== Directions for this task ==
Reproduce the records below in full and word for word, excluding pictures.

------ Source data ------

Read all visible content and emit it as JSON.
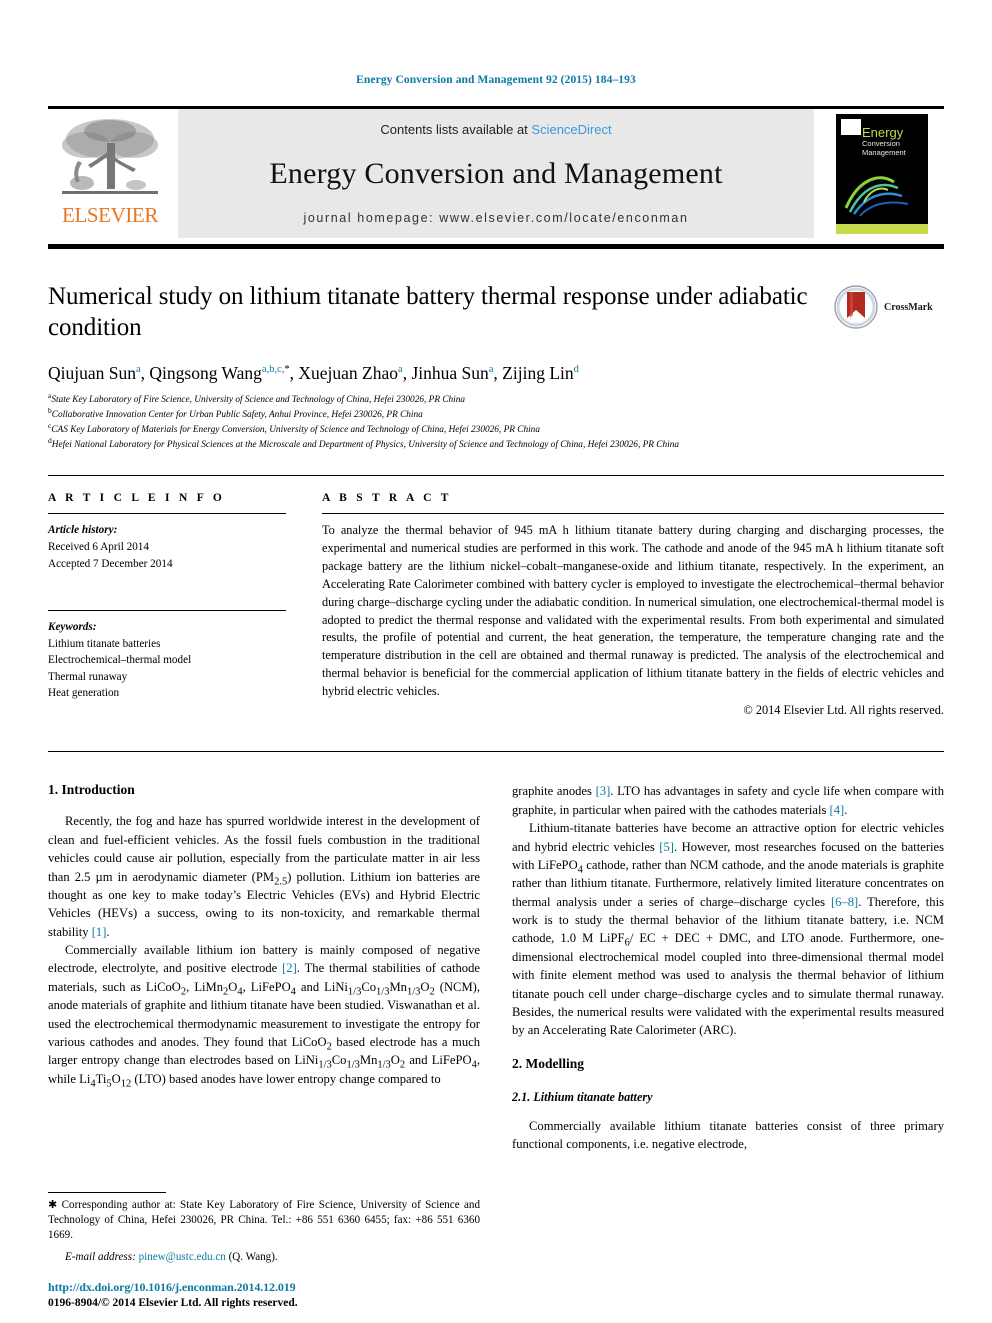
{
  "running_head": "Energy Conversion and Management 92 (2015) 184–193",
  "masthead": {
    "publisher_logo_text": "ELSEVIER",
    "contents_prefix": "Contents lists available at ",
    "contents_link": "ScienceDirect",
    "journal_title": "Energy Conversion and Management",
    "homepage_line": "journal homepage: www.elsevier.com/locate/enconman",
    "cover": {
      "line1": "Energy",
      "line2": "Conversion",
      "line3": "Management"
    }
  },
  "article": {
    "title": "Numerical study on lithium titanate battery thermal response under adiabatic condition",
    "crossmark_label": "CrossMark",
    "authors_html": "Qiujuan Sun<sup>a</sup>, Qingsong Wang<sup>a,b,c,</sup><sup class=\"star\">*</sup>, Xuejuan Zhao<sup>a</sup>, Jinhua Sun<sup>a</sup>, Zijing Lin<sup>d</sup>",
    "affiliations": [
      {
        "marker": "a",
        "text": "State Key Laboratory of Fire Science, University of Science and Technology of China, Hefei 230026, PR China"
      },
      {
        "marker": "b",
        "text": "Collaborative Innovation Center for Urban Public Safety, Anhui Province, Hefei 230026, PR China"
      },
      {
        "marker": "c",
        "text": "CAS Key Laboratory of Materials for Energy Conversion, University of Science and Technology of China, Hefei 230026, PR China"
      },
      {
        "marker": "d",
        "text": "Hefei National Laboratory for Physical Sciences at the Microscale and Department of Physics, University of Science and Technology of China, Hefei 230026, PR China"
      }
    ]
  },
  "info": {
    "heading": "A R T I C L E    I N F O",
    "history_label": "Article history:",
    "history": [
      "Received 6 April 2014",
      "Accepted 7 December 2014"
    ],
    "keywords_label": "Keywords:",
    "keywords": [
      "Lithium titanate batteries",
      "Electrochemical–thermal model",
      "Thermal runaway",
      "Heat generation"
    ]
  },
  "abstract": {
    "heading": "A B S T R A C T",
    "text": "To analyze the thermal behavior of 945 mA h lithium titanate battery during charging and discharging processes, the experimental and numerical studies are performed in this work. The cathode and anode of the 945 mA h lithium titanate soft package battery are the lithium nickel–cobalt–manganese-oxide and lithium titanate, respectively. In the experiment, an Accelerating Rate Calorimeter combined with battery cycler is employed to investigate the electrochemical–thermal behavior during charge–discharge cycling under the adiabatic condition. In numerical simulation, one electrochemical-thermal model is adopted to predict the thermal response and validated with the experimental results. From both experimental and simulated results, the profile of potential and current, the heat generation, the temperature, the temperature changing rate and the temperature distribution in the cell are obtained and thermal runaway is predicted. The analysis of the electrochemical and thermal behavior is beneficial for the commercial application of lithium titanate battery in the fields of electric vehicles and hybrid electric vehicles.",
    "copyright": "© 2014 Elsevier Ltd. All rights reserved."
  },
  "body": {
    "section1_heading": "1. Introduction",
    "p1_html": "Recently, the fog and haze has spurred worldwide interest in the development of clean and fuel-efficient vehicles. As the fossil fuels combustion in the traditional vehicles could cause air pollution, especially from the particulate matter in air less than 2.5 &micro;m in aerodynamic diameter (PM<sub>2.5</sub>) pollution. Lithium ion batteries are thought as one key to make today&rsquo;s Electric Vehicles (EVs) and Hybrid Electric Vehicles (HEVs) a success, owing to its non-toxicity, and remarkable thermal stability <span class=\"ref\">[1]</span>.",
    "p2_html": "Commercially available lithium ion battery is mainly composed of negative electrode, electrolyte, and positive electrode <span class=\"ref\">[2]</span>. The thermal stabilities of cathode materials, such as LiCoO<sub>2</sub>, LiMn<sub>2</sub>O<sub>4</sub>, LiFePO<sub>4</sub> and LiNi<sub>1/3</sub>Co<sub>1/3</sub>Mn<sub>1/3</sub>O<sub>2</sub> (NCM), anode materials of graphite and lithium titanate have been studied. Viswanathan et al. used the electrochemical thermodynamic measurement to investigate the entropy for various cathodes and anodes. They found that LiCoO<sub>2</sub> based electrode has a much larger entropy change than electrodes based on LiNi<sub>1/3</sub>Co<sub>1/3</sub>Mn<sub>1/3</sub>O<sub>2</sub> and LiFePO<sub>4</sub>, while Li<sub>4</sub>Ti<sub>5</sub>O<sub>12</sub> (LTO) based anodes have lower entropy change compared to",
    "p3_html": "graphite anodes <span class=\"ref\">[3]</span>. LTO has advantages in safety and cycle life when compare with graphite, in particular when paired with the cathodes materials <span class=\"ref\">[4]</span>.",
    "p4_html": "Lithium-titanate batteries have become an attractive option for electric vehicles and hybrid electric vehicles <span class=\"ref\">[5]</span>. However, most researches focused on the batteries with LiFePO<sub>4</sub> cathode, rather than NCM cathode, and the anode materials is graphite rather than lithium titanate. Furthermore, relatively limited literature concentrates on thermal analysis under a series of charge–discharge cycles <span class=\"ref\">[6–8]</span>. Therefore, this work is to study the thermal behavior of the lithium titanate battery, i.e. NCM cathode, 1.0 M LiPF<sub>6</sub>/ EC + DEC + DMC, and LTO anode. Furthermore, one-dimensional electrochemical model coupled into three-dimensional thermal model with finite element method was used to analysis the thermal behavior of lithium titanate pouch cell under charge–discharge cycles and to simulate thermal runaway. Besides, the numerical results were validated with the experimental results measured by an Accelerating Rate Calorimeter (ARC).",
    "section2_heading": "2. Modelling",
    "subsection21_heading": "2.1. Lithium titanate battery",
    "p5_html": "Commercially available lithium titanate batteries consist of three primary functional components, i.e. negative electrode,"
  },
  "footnotes": {
    "corresponding_html": "&#10033; Corresponding author at: State Key Laboratory of Fire Science, University of Science and Technology of China, Hefei 230026, PR China. Tel.: +86 551 6360 6455; fax: +86 551 6360 1669.",
    "email_html": "<em>E-mail address:</em> <a href=\"#\">pinew@ustc.edu.cn</a> (Q. Wang).",
    "doi": "http://dx.doi.org/10.1016/j.enconman.2014.12.019",
    "issn_line": "0196-8904/© 2014 Elsevier Ltd. All rights reserved."
  },
  "colors": {
    "link_blue": "#0b7aa5",
    "sciencedirect_blue": "#3a9ad9",
    "elsevier_orange": "#E87722",
    "cover_green": "#c6d94b"
  }
}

------

== Answer for the task ==
Read all visible content and emit it as JSON.
{
  "running_head": "Energy Conversion and Management 92 (2015) 184–193",
  "masthead": {
    "publisher_logo_text": "ELSEVIER",
    "contents_prefix": "Contents lists available at ",
    "contents_link": "ScienceDirect",
    "journal_title": "Energy Conversion and Management",
    "homepage_line": "journal homepage: www.elsevier.com/locate/enconman",
    "cover": {
      "line1": "Energy",
      "line2": "Conversion",
      "line3": "Management"
    }
  },
  "article": {
    "title": "Numerical study on lithium titanate battery thermal response under adiabatic condition",
    "crossmark_label": "CrossMark",
    "authors_html": "Qiujuan Sun<sup>a</sup>, Qingsong Wang<sup>a,b,c,</sup><sup class=\"star\">*</sup>, Xuejuan Zhao<sup>a</sup>, Jinhua Sun<sup>a</sup>, Zijing Lin<sup>d</sup>",
    "affiliations": [
      {
        "marker": "a",
        "text": "State Key Laboratory of Fire Science, University of Science and Technology of China, Hefei 230026, PR China"
      },
      {
        "marker": "b",
        "text": "Collaborative Innovation Center for Urban Public Safety, Anhui Province, Hefei 230026, PR China"
      },
      {
        "marker": "c",
        "text": "CAS Key Laboratory of Materials for Energy Conversion, University of Science and Technology of China, Hefei 230026, PR China"
      },
      {
        "marker": "d",
        "text": "Hefei National Laboratory for Physical Sciences at the Microscale and Department of Physics, University of Science and Technology of China, Hefei 230026, PR China"
      }
    ]
  },
  "info": {
    "heading": "A R T I C L E    I N F O",
    "history_label": "Article history:",
    "history": [
      "Received 6 April 2014",
      "Accepted 7 December 2014"
    ],
    "keywords_label": "Keywords:",
    "keywords": [
      "Lithium titanate batteries",
      "Electrochemical–thermal model",
      "Thermal runaway",
      "Heat generation"
    ]
  },
  "abstract": {
    "heading": "A B S T R A C T",
    "text": "To analyze the thermal behavior of 945 mA h lithium titanate battery during charging and discharging processes, the experimental and numerical studies are performed in this work. The cathode and anode of the 945 mA h lithium titanate soft package battery are the lithium nickel–cobalt–manganese-oxide and lithium titanate, respectively. In the experiment, an Accelerating Rate Calorimeter combined with battery cycler is employed to investigate the electrochemical–thermal behavior during charge–discharge cycling under the adiabatic condition. In numerical simulation, one electrochemical-thermal model is adopted to predict the thermal response and validated with the experimental results. From both experimental and simulated results, the profile of potential and current, the heat generation, the temperature, the temperature changing rate and the temperature distribution in the cell are obtained and thermal runaway is predicted. The analysis of the electrochemical and thermal behavior is beneficial for the commercial application of lithium titanate battery in the fields of electric vehicles and hybrid electric vehicles.",
    "copyright": "© 2014 Elsevier Ltd. All rights reserved."
  },
  "body": {
    "section1_heading": "1. Introduction",
    "p1_html": "Recently, the fog and haze has spurred worldwide interest in the development of clean and fuel-efficient vehicles. As the fossil fuels combustion in the traditional vehicles could cause air pollution, especially from the particulate matter in air less than 2.5 &micro;m in aerodynamic diameter (PM<sub>2.5</sub>) pollution. Lithium ion batteries are thought as one key to make today&rsquo;s Electric Vehicles (EVs) and Hybrid Electric Vehicles (HEVs) a success, owing to its non-toxicity, and remarkable thermal stability <span class=\"ref\">[1]</span>.",
    "p2_html": "Commercially available lithium ion battery is mainly composed of negative electrode, electrolyte, and positive electrode <span class=\"ref\">[2]</span>. The thermal stabilities of cathode materials, such as LiCoO<sub>2</sub>, LiMn<sub>2</sub>O<sub>4</sub>, LiFePO<sub>4</sub> and LiNi<sub>1/3</sub>Co<sub>1/3</sub>Mn<sub>1/3</sub>O<sub>2</sub> (NCM), anode materials of graphite and lithium titanate have been studied. Viswanathan et al. used the electrochemical thermodynamic measurement to investigate the entropy for various cathodes and anodes. They found that LiCoO<sub>2</sub> based electrode has a much larger entropy change than electrodes based on LiNi<sub>1/3</sub>Co<sub>1/3</sub>Mn<sub>1/3</sub>O<sub>2</sub> and LiFePO<sub>4</sub>, while Li<sub>4</sub>Ti<sub>5</sub>O<sub>12</sub> (LTO) based anodes have lower entropy change compared to",
    "p3_html": "graphite anodes <span class=\"ref\">[3]</span>. LTO has advantages in safety and cycle life when compare with graphite, in particular when paired with the cathodes materials <span class=\"ref\">[4]</span>.",
    "p4_html": "Lithium-titanate batteries have become an attractive option for electric vehicles and hybrid electric vehicles <span class=\"ref\">[5]</span>. However, most researches focused on the batteries with LiFePO<sub>4</sub> cathode, rather than NCM cathode, and the anode materials is graphite rather than lithium titanate. Furthermore, relatively limited literature concentrates on thermal analysis under a series of charge–discharge cycles <span class=\"ref\">[6–8]</span>. Therefore, this work is to study the thermal behavior of the lithium titanate battery, i.e. NCM cathode, 1.0 M LiPF<sub>6</sub>/ EC + DEC + DMC, and LTO anode. Furthermore, one-dimensional electrochemical model coupled into three-dimensional thermal model with finite element method was used to analysis the thermal behavior of lithium titanate pouch cell under charge–discharge cycles and to simulate thermal runaway. Besides, the numerical results were validated with the experimental results measured by an Accelerating Rate Calorimeter (ARC).",
    "section2_heading": "2. Modelling",
    "subsection21_heading": "2.1. Lithium titanate battery",
    "p5_html": "Commercially available lithium titanate batteries consist of three primary functional components, i.e. negative electrode,"
  },
  "footnotes": {
    "corresponding_html": "&#10033; Corresponding author at: State Key Laboratory of Fire Science, University of Science and Technology of China, Hefei 230026, PR China. Tel.: +86 551 6360 6455; fax: +86 551 6360 1669.",
    "email_html": "<em>E-mail address:</em> <a href=\"#\">pinew@ustc.edu.cn</a> (Q. Wang).",
    "doi": "http://dx.doi.org/10.1016/j.enconman.2014.12.019",
    "issn_line": "0196-8904/© 2014 Elsevier Ltd. All rights reserved."
  },
  "colors": {
    "link_blue": "#0b7aa5",
    "sciencedirect_blue": "#3a9ad9",
    "elsevier_orange": "#E87722",
    "cover_green": "#c6d94b"
  }
}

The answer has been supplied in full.